* The task *
Give the count of lines that include the string "What". Add nothing to it.

Stored data
#####

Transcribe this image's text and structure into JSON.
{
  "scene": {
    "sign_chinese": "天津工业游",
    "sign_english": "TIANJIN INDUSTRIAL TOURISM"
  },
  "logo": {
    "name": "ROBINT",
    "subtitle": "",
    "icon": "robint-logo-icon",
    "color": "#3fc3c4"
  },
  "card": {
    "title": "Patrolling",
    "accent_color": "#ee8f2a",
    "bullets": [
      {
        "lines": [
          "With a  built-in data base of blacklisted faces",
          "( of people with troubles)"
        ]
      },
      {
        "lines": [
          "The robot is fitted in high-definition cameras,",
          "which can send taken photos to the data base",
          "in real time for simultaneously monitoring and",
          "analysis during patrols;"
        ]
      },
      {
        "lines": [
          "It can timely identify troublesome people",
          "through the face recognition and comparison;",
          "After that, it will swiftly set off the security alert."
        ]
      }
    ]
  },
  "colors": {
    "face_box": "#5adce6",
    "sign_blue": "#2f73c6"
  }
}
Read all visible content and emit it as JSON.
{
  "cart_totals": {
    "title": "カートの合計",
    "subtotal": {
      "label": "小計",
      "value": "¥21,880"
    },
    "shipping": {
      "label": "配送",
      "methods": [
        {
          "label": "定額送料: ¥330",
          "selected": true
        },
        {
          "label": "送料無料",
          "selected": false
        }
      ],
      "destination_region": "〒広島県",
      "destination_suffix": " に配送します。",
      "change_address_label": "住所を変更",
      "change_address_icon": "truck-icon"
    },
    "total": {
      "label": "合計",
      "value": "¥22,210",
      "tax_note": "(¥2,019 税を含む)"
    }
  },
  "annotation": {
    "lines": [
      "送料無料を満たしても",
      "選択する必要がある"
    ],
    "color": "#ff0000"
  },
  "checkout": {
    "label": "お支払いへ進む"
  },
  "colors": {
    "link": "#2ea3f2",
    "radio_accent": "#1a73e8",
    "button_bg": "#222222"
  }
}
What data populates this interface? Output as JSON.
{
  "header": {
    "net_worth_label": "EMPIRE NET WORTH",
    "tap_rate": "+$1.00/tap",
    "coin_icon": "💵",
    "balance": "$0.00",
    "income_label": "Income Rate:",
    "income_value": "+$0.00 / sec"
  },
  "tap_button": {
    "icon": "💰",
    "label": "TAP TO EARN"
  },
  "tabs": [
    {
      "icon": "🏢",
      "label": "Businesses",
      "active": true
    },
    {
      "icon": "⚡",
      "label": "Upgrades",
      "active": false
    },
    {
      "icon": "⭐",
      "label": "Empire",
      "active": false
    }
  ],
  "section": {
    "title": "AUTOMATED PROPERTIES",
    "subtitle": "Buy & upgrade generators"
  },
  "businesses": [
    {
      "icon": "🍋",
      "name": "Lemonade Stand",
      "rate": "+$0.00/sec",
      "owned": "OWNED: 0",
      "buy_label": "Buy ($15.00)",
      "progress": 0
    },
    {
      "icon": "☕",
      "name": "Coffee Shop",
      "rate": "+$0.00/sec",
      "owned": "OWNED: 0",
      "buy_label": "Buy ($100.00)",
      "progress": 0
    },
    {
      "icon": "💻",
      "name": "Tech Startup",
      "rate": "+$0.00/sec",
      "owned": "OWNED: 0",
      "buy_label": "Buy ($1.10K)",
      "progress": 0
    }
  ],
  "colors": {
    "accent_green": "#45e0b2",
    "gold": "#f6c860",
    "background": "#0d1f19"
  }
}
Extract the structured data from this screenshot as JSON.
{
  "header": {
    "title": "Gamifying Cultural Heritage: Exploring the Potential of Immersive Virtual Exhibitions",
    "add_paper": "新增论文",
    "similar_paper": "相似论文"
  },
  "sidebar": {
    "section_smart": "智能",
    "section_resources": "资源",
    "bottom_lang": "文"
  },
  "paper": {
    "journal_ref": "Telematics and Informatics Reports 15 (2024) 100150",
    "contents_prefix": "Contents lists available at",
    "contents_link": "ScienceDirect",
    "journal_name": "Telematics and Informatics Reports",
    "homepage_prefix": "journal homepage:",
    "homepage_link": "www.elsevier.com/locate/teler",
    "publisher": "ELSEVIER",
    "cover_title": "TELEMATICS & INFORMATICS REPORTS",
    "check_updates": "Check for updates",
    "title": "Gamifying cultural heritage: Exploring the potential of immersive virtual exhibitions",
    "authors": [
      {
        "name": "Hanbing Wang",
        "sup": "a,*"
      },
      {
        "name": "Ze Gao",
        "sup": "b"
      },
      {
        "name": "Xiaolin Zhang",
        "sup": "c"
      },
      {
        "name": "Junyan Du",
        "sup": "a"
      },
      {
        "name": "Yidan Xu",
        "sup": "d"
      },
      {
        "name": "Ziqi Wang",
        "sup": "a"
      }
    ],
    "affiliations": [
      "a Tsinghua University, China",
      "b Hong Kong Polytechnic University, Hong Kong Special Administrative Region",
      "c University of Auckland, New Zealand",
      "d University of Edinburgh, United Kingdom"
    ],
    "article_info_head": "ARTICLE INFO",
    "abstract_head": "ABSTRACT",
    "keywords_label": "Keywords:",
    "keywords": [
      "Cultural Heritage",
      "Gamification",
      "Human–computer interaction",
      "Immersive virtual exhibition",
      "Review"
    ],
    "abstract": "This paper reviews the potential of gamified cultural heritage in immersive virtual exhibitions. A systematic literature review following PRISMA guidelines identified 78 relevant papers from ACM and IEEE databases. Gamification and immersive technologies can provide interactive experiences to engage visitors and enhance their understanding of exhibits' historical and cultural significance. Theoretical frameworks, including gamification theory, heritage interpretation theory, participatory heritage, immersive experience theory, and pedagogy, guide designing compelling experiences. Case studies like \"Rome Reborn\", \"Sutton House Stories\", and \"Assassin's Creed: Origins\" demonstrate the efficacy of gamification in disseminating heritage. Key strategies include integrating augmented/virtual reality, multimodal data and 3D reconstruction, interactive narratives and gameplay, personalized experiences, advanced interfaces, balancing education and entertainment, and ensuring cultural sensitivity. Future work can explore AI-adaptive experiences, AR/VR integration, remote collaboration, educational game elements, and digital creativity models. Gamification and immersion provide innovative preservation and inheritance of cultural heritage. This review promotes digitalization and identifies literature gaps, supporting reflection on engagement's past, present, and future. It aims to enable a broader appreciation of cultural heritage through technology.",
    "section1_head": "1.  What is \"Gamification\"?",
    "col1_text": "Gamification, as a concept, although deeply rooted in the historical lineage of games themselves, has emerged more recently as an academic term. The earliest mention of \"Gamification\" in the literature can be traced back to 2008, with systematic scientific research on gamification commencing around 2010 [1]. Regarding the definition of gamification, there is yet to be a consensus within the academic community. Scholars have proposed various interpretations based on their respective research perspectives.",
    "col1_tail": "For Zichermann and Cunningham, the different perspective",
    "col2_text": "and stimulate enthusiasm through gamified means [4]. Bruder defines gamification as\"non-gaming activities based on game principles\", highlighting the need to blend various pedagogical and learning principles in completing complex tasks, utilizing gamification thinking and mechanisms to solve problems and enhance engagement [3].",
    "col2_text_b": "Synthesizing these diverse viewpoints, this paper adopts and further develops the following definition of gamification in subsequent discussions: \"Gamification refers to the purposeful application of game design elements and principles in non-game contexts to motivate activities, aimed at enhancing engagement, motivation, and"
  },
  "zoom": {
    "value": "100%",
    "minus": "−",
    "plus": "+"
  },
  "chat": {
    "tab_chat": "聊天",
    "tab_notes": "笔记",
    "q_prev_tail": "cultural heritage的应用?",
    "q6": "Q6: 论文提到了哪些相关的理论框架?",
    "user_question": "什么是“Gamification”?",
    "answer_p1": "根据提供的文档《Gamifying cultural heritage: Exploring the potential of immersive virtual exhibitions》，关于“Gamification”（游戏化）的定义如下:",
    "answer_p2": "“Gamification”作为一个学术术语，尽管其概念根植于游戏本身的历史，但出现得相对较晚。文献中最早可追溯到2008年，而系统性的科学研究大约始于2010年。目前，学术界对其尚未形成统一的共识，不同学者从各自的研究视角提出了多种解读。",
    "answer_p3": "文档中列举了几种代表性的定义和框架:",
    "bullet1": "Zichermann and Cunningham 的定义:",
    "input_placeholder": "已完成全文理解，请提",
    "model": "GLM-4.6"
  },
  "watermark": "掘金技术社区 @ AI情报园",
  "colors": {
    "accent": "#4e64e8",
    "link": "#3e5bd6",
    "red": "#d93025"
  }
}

#####

* Reply to the task *
2